◆ PROBLEM STATEMENT:
Copy every record below, exactly as written.

-- Start DATASET ROWS --

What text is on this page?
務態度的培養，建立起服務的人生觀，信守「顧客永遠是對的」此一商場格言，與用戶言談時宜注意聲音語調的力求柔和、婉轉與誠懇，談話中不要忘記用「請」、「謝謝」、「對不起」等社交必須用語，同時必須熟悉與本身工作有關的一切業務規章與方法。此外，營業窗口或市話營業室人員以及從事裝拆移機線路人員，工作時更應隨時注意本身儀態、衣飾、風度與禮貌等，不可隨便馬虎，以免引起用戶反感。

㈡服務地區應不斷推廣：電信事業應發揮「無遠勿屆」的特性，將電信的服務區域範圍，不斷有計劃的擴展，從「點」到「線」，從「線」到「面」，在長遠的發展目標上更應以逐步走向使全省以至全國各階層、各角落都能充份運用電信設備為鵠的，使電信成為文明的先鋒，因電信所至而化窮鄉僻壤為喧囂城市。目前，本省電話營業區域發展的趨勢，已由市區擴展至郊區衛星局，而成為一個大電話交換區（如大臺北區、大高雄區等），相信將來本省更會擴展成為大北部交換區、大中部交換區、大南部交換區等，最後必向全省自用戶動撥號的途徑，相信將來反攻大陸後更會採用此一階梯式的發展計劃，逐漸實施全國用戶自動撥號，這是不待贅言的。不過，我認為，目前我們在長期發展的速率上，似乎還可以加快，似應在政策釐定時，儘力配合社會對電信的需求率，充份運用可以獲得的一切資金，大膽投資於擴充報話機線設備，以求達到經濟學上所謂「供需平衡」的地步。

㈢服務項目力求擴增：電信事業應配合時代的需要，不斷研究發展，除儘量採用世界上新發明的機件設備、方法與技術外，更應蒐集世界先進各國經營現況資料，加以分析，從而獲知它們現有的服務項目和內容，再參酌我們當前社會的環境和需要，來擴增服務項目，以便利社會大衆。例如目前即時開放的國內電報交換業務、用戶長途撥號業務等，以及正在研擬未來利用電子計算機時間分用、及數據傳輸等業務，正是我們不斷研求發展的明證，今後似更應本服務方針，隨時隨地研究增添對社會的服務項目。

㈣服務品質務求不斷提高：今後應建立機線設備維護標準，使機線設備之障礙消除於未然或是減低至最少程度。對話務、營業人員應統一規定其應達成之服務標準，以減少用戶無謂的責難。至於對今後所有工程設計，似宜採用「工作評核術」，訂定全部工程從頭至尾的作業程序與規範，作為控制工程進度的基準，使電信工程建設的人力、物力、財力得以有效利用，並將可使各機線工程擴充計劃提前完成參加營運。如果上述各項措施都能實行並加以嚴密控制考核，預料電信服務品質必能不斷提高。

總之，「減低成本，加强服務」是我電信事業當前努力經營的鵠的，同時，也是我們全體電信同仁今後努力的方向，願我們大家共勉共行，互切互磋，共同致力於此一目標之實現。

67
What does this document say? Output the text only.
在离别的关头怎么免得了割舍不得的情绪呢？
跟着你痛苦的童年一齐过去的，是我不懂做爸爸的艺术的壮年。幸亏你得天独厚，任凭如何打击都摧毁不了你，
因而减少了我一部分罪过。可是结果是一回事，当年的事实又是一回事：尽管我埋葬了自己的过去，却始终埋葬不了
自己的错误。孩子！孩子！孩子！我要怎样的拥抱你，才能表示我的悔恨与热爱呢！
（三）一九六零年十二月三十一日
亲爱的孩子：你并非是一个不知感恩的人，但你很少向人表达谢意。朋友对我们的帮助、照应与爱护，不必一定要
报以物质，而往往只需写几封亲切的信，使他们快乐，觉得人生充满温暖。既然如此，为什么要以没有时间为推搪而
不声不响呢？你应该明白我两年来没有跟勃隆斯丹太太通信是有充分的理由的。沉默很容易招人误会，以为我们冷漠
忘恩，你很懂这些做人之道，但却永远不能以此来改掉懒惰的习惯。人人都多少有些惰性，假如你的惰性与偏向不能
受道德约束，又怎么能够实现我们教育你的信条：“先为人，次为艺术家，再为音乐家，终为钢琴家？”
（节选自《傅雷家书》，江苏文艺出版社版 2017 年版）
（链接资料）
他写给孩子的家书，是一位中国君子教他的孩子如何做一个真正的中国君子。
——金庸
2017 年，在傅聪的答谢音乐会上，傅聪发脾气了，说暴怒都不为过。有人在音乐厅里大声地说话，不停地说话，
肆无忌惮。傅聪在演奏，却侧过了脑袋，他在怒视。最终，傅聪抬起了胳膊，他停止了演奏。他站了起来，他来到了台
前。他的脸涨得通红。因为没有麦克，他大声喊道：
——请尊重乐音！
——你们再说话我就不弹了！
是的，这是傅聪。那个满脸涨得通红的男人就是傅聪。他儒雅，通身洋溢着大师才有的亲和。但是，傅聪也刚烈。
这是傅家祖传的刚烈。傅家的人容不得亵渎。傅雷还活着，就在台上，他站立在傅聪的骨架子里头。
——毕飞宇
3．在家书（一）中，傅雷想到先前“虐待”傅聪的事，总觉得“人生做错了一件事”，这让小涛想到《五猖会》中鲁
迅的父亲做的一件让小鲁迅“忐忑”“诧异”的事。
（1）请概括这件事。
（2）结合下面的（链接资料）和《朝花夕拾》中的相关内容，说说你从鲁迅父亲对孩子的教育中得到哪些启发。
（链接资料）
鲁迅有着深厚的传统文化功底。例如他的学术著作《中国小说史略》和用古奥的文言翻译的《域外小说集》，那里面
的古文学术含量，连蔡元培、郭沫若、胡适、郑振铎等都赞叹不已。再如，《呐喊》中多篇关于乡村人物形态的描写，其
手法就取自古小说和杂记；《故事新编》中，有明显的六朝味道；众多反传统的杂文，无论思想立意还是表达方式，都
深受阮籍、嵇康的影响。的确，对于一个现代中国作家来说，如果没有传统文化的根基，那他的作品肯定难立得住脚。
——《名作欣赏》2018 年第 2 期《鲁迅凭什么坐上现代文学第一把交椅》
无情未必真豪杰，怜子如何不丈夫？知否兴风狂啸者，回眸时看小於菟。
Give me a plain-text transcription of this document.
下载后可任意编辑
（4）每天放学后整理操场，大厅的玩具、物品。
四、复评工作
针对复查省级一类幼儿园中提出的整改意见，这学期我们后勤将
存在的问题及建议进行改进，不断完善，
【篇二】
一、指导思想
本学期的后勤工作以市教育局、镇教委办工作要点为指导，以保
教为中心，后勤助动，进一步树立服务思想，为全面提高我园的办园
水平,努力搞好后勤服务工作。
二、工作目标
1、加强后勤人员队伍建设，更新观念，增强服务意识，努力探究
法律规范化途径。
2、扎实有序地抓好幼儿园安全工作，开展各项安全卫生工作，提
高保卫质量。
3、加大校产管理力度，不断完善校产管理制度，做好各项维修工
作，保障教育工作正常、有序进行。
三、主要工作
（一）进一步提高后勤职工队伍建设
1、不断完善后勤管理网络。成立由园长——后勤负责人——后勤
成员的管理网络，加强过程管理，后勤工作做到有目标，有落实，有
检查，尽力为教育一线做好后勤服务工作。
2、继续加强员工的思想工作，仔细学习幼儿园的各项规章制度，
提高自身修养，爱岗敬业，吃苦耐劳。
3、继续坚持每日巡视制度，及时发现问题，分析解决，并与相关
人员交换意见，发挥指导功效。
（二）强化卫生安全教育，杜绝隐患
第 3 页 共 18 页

-- End DATASET ROWS --

◆ RIGHT ANSWER:
What text is on this page?
務態度的培養，建立起服務的人生觀，信守「顧客永遠是對的」此一商場格言，與用戶言談時宜注意聲音語調的力求柔和、婉轉與誠懇，談話中不要忘記用「請」、「謝謝」、「對不起」等社交必須用語，同時必須熟悉與本身工作有關的一切業務規章與方法。此外，營業窗口或市話營業室人員以及從事裝拆移機線路人員，工作時更應隨時注意本身儀態、衣飾、風度與禮貌等，不可隨便馬虎，以免引起用戶反感。

㈡服務地區應不斷推廣：電信事業應發揮「無遠勿屆」的特性，將電信的服務區域範圍，不斷有計劃的擴展，從「點」到「線」，從「線」到「面」，在長遠的發展目標上更應以逐步走向使全省以至全國各階層、各角落都能充份運用電信設備為鵠的，使電信成為文明的先鋒，因電信所至而化窮鄉僻壤為喧囂城市。目前，本省電話營業區域發展的趨勢，已由市區擴展至郊區衛星局，而成為一個大電話交換區（如大臺北區、大高雄區等），相信將來本省更會擴展成為大北部交換區、大中部交換區、大南部交換區等，最後必向全省自用戶動撥號的途徑，相信將來反攻大陸後更會採用此一階梯式的發展計劃，逐漸實施全國用戶自動撥號，這是不待贅言的。不過，我認為，目前我們在長期發展的速率上，似乎還可以加快，似應在政策釐定時，儘力配合社會對電信的需求率，充份運用可以獲得的一切資金，大膽投資於擴充報話機線設備，以求達到經濟學上所謂「供需平衡」的地步。

㈢服務項目力求擴增：電信事業應配合時代的需要，不斷研究發展，除儘量採用世界上新發明的機件設備、方法與技術外，更應蒐集世界先進各國經營現況資料，加以分析，從而獲知它們現有的服務項目和內容，再參酌我們當前社會的環境和需要，來擴增服務項目，以便利社會大衆。例如目前即時開放的國內電報交換業務、用戶長途撥號業務等，以及正在研擬未來利用電子計算機時間分用、及數據傳輸等業務，正是我們不斷研求發展的明證，今後似更應本服務方針，隨時隨地研究增添對社會的服務項目。

㈣服務品質務求不斷提高：今後應建立機線設備維護標準，使機線設備之障礙消除於未然或是減低至最少程度。對話務、營業人員應統一規定其應達成之服務標準，以減少用戶無謂的責難。至於對今後所有工程設計，似宜採用「工作評核術」，訂定全部工程從頭至尾的作業程序與規範，作為控制工程進度的基準，使電信工程建設的人力、物力、財力得以有效利用，並將可使各機線工程擴充計劃提前完成參加營運。如果上述各項措施都能實行並加以嚴密控制考核，預料電信服務品質必能不斷提高。

總之，「減低成本，加强服務」是我電信事業當前努力經營的鵠的，同時，也是我們全體電信同仁今後努力的方向，願我們大家共勉共行，互切互磋，共同致力於此一目標之實現。

67
What does this document say? Output the text only.
在离别的关头怎么免得了割舍不得的情绪呢？
跟着你痛苦的童年一齐过去的，是我不懂做爸爸的艺术的壮年。幸亏你得天独厚，任凭如何打击都摧毁不了你，
因而减少了我一部分罪过。可是结果是一回事，当年的事实又是一回事：尽管我埋葬了自己的过去，却始终埋葬不了
自己的错误。孩子！孩子！孩子！我要怎样的拥抱你，才能表示我的悔恨与热爱呢！
（三）一九六零年十二月三十一日
亲爱的孩子：你并非是一个不知感恩的人，但你很少向人表达谢意。朋友对我们的帮助、照应与爱护，不必一定要
报以物质，而往往只需写几封亲切的信，使他们快乐，觉得人生充满温暖。既然如此，为什么要以没有时间为推搪而
不声不响呢？你应该明白我两年来没有跟勃隆斯丹太太通信是有充分的理由的。沉默很容易招人误会，以为我们冷漠
忘恩，你很懂这些做人之道，但却永远不能以此来改掉懒惰的习惯。人人都多少有些惰性，假如你的惰性与偏向不能
受道德约束，又怎么能够实现我们教育你的信条：“先为人，次为艺术家，再为音乐家，终为钢琴家？”
（节选自《傅雷家书》，江苏文艺出版社版 2017 年版）
（链接资料）
他写给孩子的家书，是一位中国君子教他的孩子如何做一个真正的中国君子。
——金庸
2017 年，在傅聪的答谢音乐会上，傅聪发脾气了，说暴怒都不为过。有人在音乐厅里大声地说话，不停地说话，
肆无忌惮。傅聪在演奏，却侧过了脑袋，他在怒视。最终，傅聪抬起了胳膊，他停止了演奏。他站了起来，他来到了台
前。他的脸涨得通红。因为没有麦克，他大声喊道：
——请尊重乐音！
——你们再说话我就不弹了！
是的，这是傅聪。那个满脸涨得通红的男人就是傅聪。他儒雅，通身洋溢着大师才有的亲和。但是，傅聪也刚烈。
这是傅家祖传的刚烈。傅家的人容不得亵渎。傅雷还活着，就在台上，他站立在傅聪的骨架子里头。
——毕飞宇
3．在家书（一）中，傅雷想到先前“虐待”傅聪的事，总觉得“人生做错了一件事”，这让小涛想到《五猖会》中鲁
迅的父亲做的一件让小鲁迅“忐忑”“诧异”的事。
（1）请概括这件事。
（2）结合下面的（链接资料）和《朝花夕拾》中的相关内容，说说你从鲁迅父亲对孩子的教育中得到哪些启发。
（链接资料）
鲁迅有着深厚的传统文化功底。例如他的学术著作《中国小说史略》和用古奥的文言翻译的《域外小说集》，那里面
的古文学术含量，连蔡元培、郭沫若、胡适、郑振铎等都赞叹不已。再如，《呐喊》中多篇关于乡村人物形态的描写，其
手法就取自古小说和杂记；《故事新编》中，有明显的六朝味道；众多反传统的杂文，无论思想立意还是表达方式，都
深受阮籍、嵇康的影响。的确，对于一个现代中国作家来说，如果没有传统文化的根基，那他的作品肯定难立得住脚。
——《名作欣赏》2018 年第 2 期《鲁迅凭什么坐上现代文学第一把交椅》
无情未必真豪杰，怜子如何不丈夫？知否兴风狂啸者，回眸时看小於菟。
Give me a plain-text transcription of this document.
下载后可任意编辑
（4）每天放学后整理操场，大厅的玩具、物品。
四、复评工作
针对复查省级一类幼儿园中提出的整改意见，这学期我们后勤将
存在的问题及建议进行改进，不断完善，
【篇二】
一、指导思想
本学期的后勤工作以市教育局、镇教委办工作要点为指导，以保
教为中心，后勤助动，进一步树立服务思想，为全面提高我园的办园
水平,努力搞好后勤服务工作。
二、工作目标
1、加强后勤人员队伍建设，更新观念，增强服务意识，努力探究
法律规范化途径。
2、扎实有序地抓好幼儿园安全工作，开展各项安全卫生工作，提
高保卫质量。
3、加大校产管理力度，不断完善校产管理制度，做好各项维修工
作，保障教育工作正常、有序进行。
三、主要工作
（一）进一步提高后勤职工队伍建设
1、不断完善后勤管理网络。成立由园长——后勤负责人——后勤
成员的管理网络，加强过程管理，后勤工作做到有目标，有落实，有
检查，尽力为教育一线做好后勤服务工作。
2、继续加强员工的思想工作，仔细学习幼儿园的各项规章制度，
提高自身修养，爱岗敬业，吃苦耐劳。
3、继续坚持每日巡视制度，及时发现问题，分析解决，并与相关
人员交换意见，发挥指导功效。
（二）强化卫生安全教育，杜绝隐患
第 3 页 共 18 页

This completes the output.